Take the material below and retype it in full; pictures are left out.

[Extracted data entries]
┌──

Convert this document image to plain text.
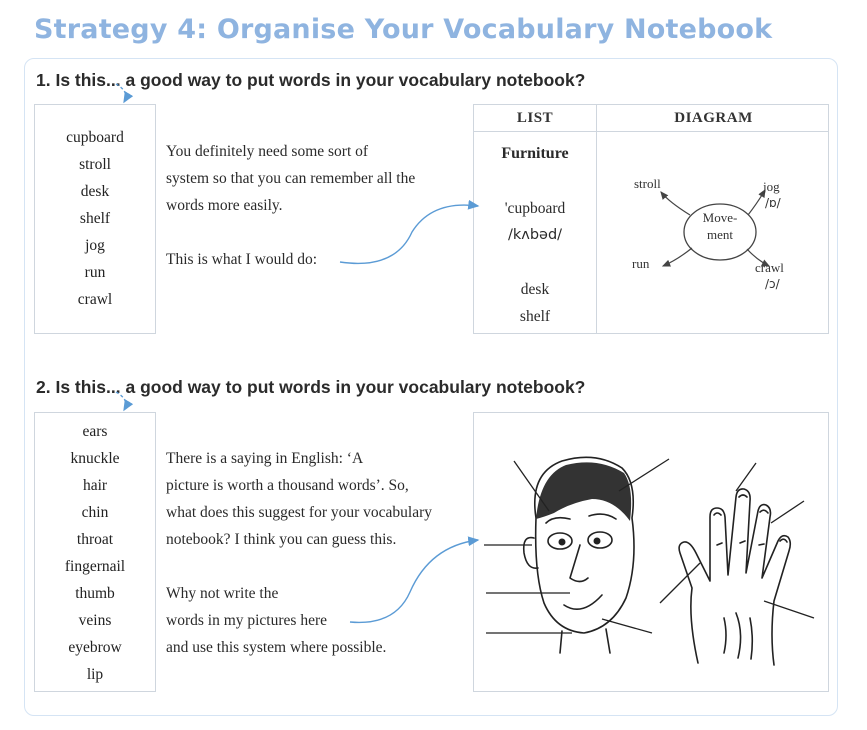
Strategy 4: Organise Your Vocabulary Notebook

1. Is this... a good way to put words in your vocabulary notebook?

cupboard
stroll
desk
shelf
jog
run
crawl
You definitely need some sort of
system so that you can remember all the
words more easily.
This is what I would do:
LIST	DIAGRAM
Furniture
'cupboard
/kʌbəd/
desk
shelf
Move-
ment
stroll	jog
/ɒ/
run	crawl
/ɔ/

2. Is this... a good way to put words in your vocabulary notebook?

ears
knuckle
hair
chin
throat
fingernail
thumb
veins
eyebrow
lip
There is a saying in English: ‘A
picture is worth a thousand words’. So,
what does this suggest for your vocabulary
notebook? I think you can guess this.
Why not write the
words in my pictures here
and use this system where possible.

└──

_Solved problem_
Convert this document image to plain text.
Strategy 4: Organise Your Vocabulary Notebook

1. Is this... a good way to put words in your vocabulary notebook?

cupboard
stroll
desk
shelf
jog
run
crawl
You definitely need some sort of
system so that you can remember all the
words more easily.
This is what I would do:
LIST	DIAGRAM
Furniture
'cupboard
/kʌbəd/
desk
shelf
Move-
ment
stroll	jog
/ɒ/
run	crawl
/ɔ/

2. Is this... a good way to put words in your vocabulary notebook?

ears
knuckle
hair
chin
throat
fingernail
thumb
veins
eyebrow
lip
There is a saying in English: ‘A
picture is worth a thousand words’. So,
what does this suggest for your vocabulary
notebook? I think you can guess this.
Why not write the
words in my pictures here
and use this system where possible.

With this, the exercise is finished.